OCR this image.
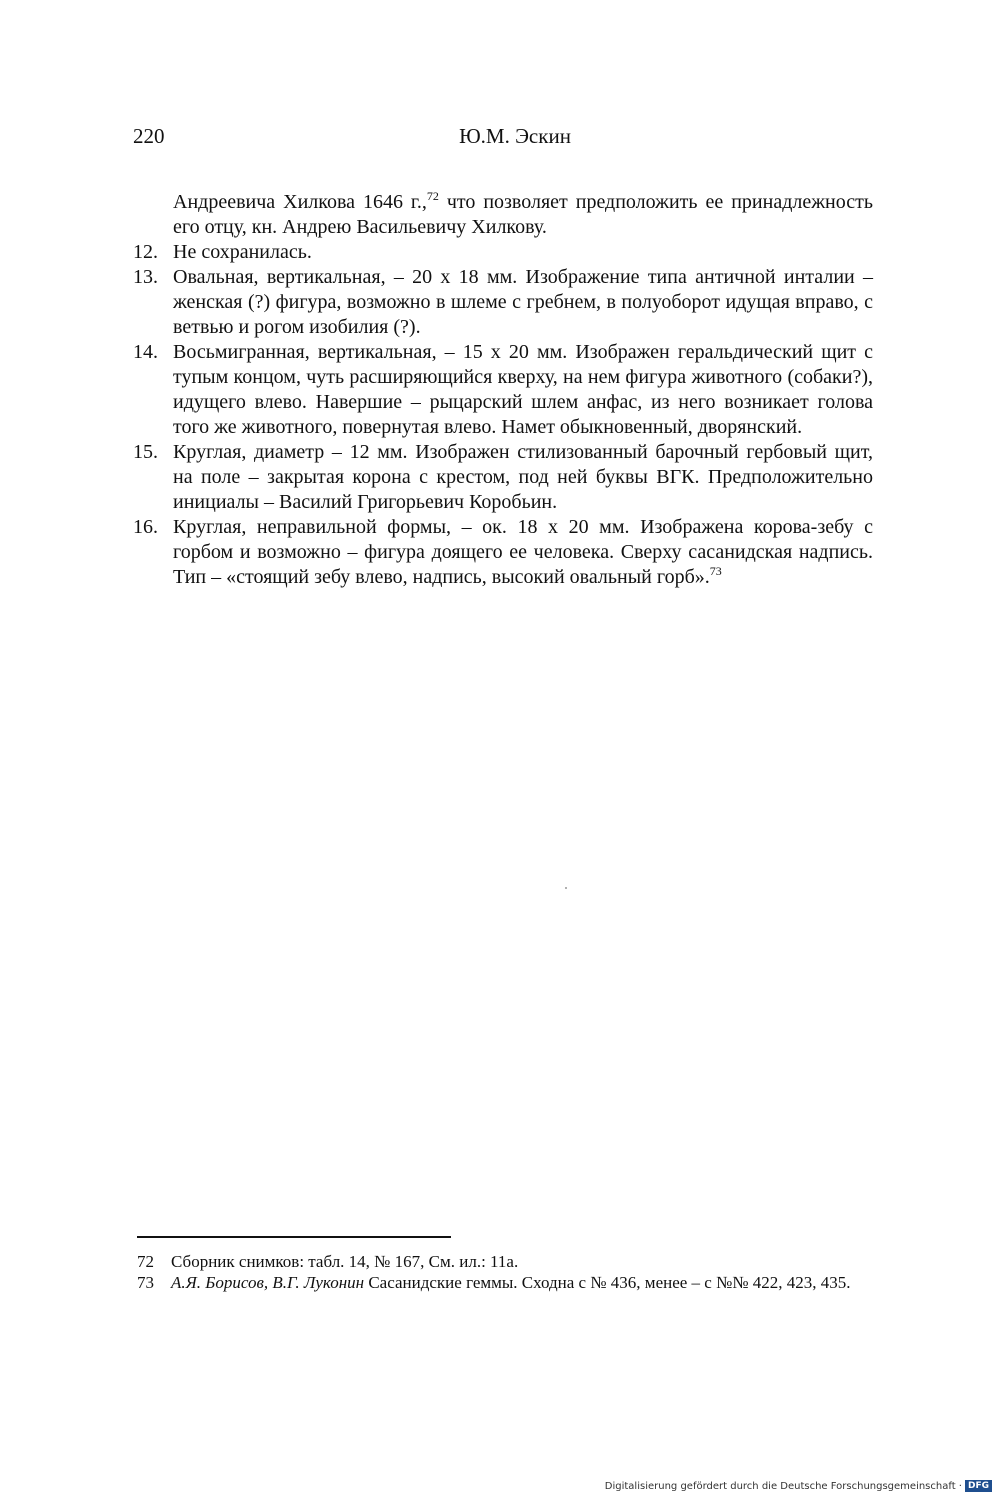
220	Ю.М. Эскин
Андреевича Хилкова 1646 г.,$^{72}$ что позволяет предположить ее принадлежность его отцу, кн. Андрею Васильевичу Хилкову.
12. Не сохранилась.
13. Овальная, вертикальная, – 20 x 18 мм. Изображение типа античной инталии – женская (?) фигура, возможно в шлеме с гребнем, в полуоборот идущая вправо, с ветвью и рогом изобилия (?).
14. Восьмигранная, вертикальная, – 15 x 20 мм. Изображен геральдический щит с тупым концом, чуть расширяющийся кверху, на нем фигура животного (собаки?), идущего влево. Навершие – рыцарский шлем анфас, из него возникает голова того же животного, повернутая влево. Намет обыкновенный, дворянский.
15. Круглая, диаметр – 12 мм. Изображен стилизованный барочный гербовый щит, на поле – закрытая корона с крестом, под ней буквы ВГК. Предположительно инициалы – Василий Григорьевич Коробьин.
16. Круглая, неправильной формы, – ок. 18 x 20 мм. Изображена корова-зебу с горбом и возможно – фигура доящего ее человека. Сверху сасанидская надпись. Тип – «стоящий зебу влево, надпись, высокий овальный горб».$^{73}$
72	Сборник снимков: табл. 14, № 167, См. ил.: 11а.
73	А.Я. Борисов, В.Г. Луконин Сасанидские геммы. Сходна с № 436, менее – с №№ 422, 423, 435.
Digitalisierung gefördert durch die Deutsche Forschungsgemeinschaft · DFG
- - - - -
The exercise: Using the listing, say how many lines include the word "Круглая", and add nothing else.

Written answer: 2